— BEGIN RECORDS —
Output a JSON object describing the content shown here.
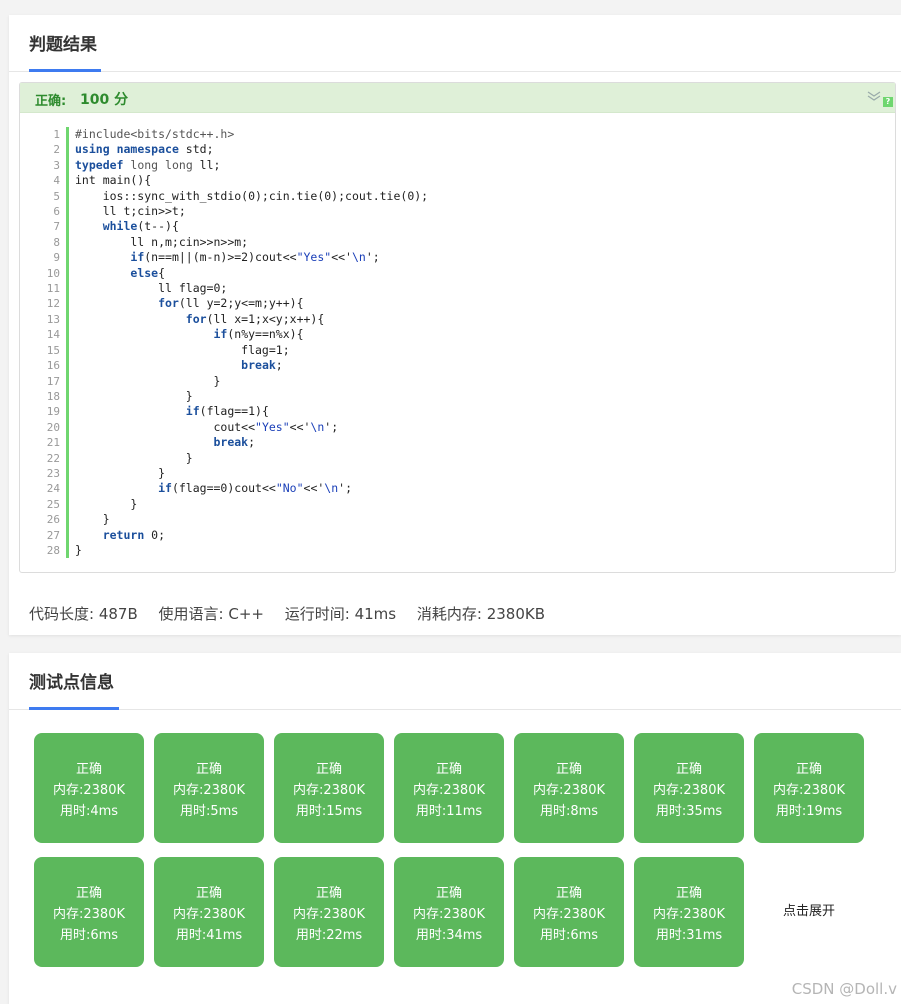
{
  "judge": {
    "title": "判题结果",
    "result_label": "正确:",
    "result_score": "100 分",
    "code_lines": [
      "#include<bits/stdc++.h>",
      "using namespace std;",
      "typedef long long ll;",
      "int main(){",
      "    ios::sync_with_stdio(0);cin.tie(0);cout.tie(0);",
      "    ll t;cin>>t;",
      "    while(t--){",
      "        ll n,m;cin>>n>>m;",
      "        if(n==m||(m-n)>=2)cout<<\"Yes\"<<'\\n';",
      "        else{",
      "            ll flag=0;",
      "            for(ll y=2;y<=m;y++){",
      "                for(ll x=1;x<y;x++){",
      "                    if(n%y==n%x){",
      "                        flag=1;",
      "                        break;",
      "                    }",
      "                }",
      "                if(flag==1){",
      "                    cout<<\"Yes\"<<'\\n';",
      "                    break;",
      "                }",
      "            }",
      "            if(flag==0)cout<<\"No\"<<'\\n';",
      "        }",
      "    }",
      "    return 0;",
      "}"
    ],
    "help_badge": "?",
    "stats": {
      "code_length": "代码长度: 487B",
      "language": "使用语言: C++",
      "runtime": "运行时间: 41ms",
      "memory": "消耗内存: 2380KB"
    }
  },
  "testpoints": {
    "title": "测试点信息",
    "items": [
      {
        "status": "正确",
        "memory": "内存:2380K",
        "time": "用时:4ms"
      },
      {
        "status": "正确",
        "memory": "内存:2380K",
        "time": "用时:5ms"
      },
      {
        "status": "正确",
        "memory": "内存:2380K",
        "time": "用时:15ms"
      },
      {
        "status": "正确",
        "memory": "内存:2380K",
        "time": "用时:11ms"
      },
      {
        "status": "正确",
        "memory": "内存:2380K",
        "time": "用时:8ms"
      },
      {
        "status": "正确",
        "memory": "内存:2380K",
        "time": "用时:35ms"
      },
      {
        "status": "正确",
        "memory": "内存:2380K",
        "time": "用时:19ms"
      },
      {
        "status": "正确",
        "memory": "内存:2380K",
        "time": "用时:6ms"
      },
      {
        "status": "正确",
        "memory": "内存:2380K",
        "time": "用时:41ms"
      },
      {
        "status": "正确",
        "memory": "内存:2380K",
        "time": "用时:22ms"
      },
      {
        "status": "正确",
        "memory": "内存:2380K",
        "time": "用时:34ms"
      },
      {
        "status": "正确",
        "memory": "内存:2380K",
        "time": "用时:6ms"
      },
      {
        "status": "正确",
        "memory": "内存:2380K",
        "time": "用时:31ms"
      }
    ],
    "expand_label": "点击展开"
  },
  "watermark": "CSDN @Doll.v",
  "colors": {
    "accent": "#3e7bf0",
    "success": "#5cb85c",
    "success_bg": "#dff0d8"
  }
}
— END RECORDS —
*WHAT THE TASK ASKS*. Images in the data above are to be skipped. Retype all other material exactly.

*IN RESPONSE*.
Output a JSON object describing the content shown here.
{
  "judge": {
    "title": "判题结果",
    "result_label": "正确:",
    "result_score": "100 分",
    "code_lines": [
      "#include<bits/stdc++.h>",
      "using namespace std;",
      "typedef long long ll;",
      "int main(){",
      "    ios::sync_with_stdio(0);cin.tie(0);cout.tie(0);",
      "    ll t;cin>>t;",
      "    while(t--){",
      "        ll n,m;cin>>n>>m;",
      "        if(n==m||(m-n)>=2)cout<<\"Yes\"<<'\\n';",
      "        else{",
      "            ll flag=0;",
      "            for(ll y=2;y<=m;y++){",
      "                for(ll x=1;x<y;x++){",
      "                    if(n%y==n%x){",
      "                        flag=1;",
      "                        break;",
      "                    }",
      "                }",
      "                if(flag==1){",
      "                    cout<<\"Yes\"<<'\\n';",
      "                    break;",
      "                }",
      "            }",
      "            if(flag==0)cout<<\"No\"<<'\\n';",
      "        }",
      "    }",
      "    return 0;",
      "}"
    ],
    "help_badge": "?",
    "stats": {
      "code_length": "代码长度: 487B",
      "language": "使用语言: C++",
      "runtime": "运行时间: 41ms",
      "memory": "消耗内存: 2380KB"
    }
  },
  "testpoints": {
    "title": "测试点信息",
    "items": [
      {
        "status": "正确",
        "memory": "内存:2380K",
        "time": "用时:4ms"
      },
      {
        "status": "正确",
        "memory": "内存:2380K",
        "time": "用时:5ms"
      },
      {
        "status": "正确",
        "memory": "内存:2380K",
        "time": "用时:15ms"
      },
      {
        "status": "正确",
        "memory": "内存:2380K",
        "time": "用时:11ms"
      },
      {
        "status": "正确",
        "memory": "内存:2380K",
        "time": "用时:8ms"
      },
      {
        "status": "正确",
        "memory": "内存:2380K",
        "time": "用时:35ms"
      },
      {
        "status": "正确",
        "memory": "内存:2380K",
        "time": "用时:19ms"
      },
      {
        "status": "正确",
        "memory": "内存:2380K",
        "time": "用时:6ms"
      },
      {
        "status": "正确",
        "memory": "内存:2380K",
        "time": "用时:41ms"
      },
      {
        "status": "正确",
        "memory": "内存:2380K",
        "time": "用时:22ms"
      },
      {
        "status": "正确",
        "memory": "内存:2380K",
        "time": "用时:34ms"
      },
      {
        "status": "正确",
        "memory": "内存:2380K",
        "time": "用时:6ms"
      },
      {
        "status": "正确",
        "memory": "内存:2380K",
        "time": "用时:31ms"
      }
    ],
    "expand_label": "点击展开"
  },
  "watermark": "CSDN @Doll.v",
  "colors": {
    "accent": "#3e7bf0",
    "success": "#5cb85c",
    "success_bg": "#dff0d8"
  }
}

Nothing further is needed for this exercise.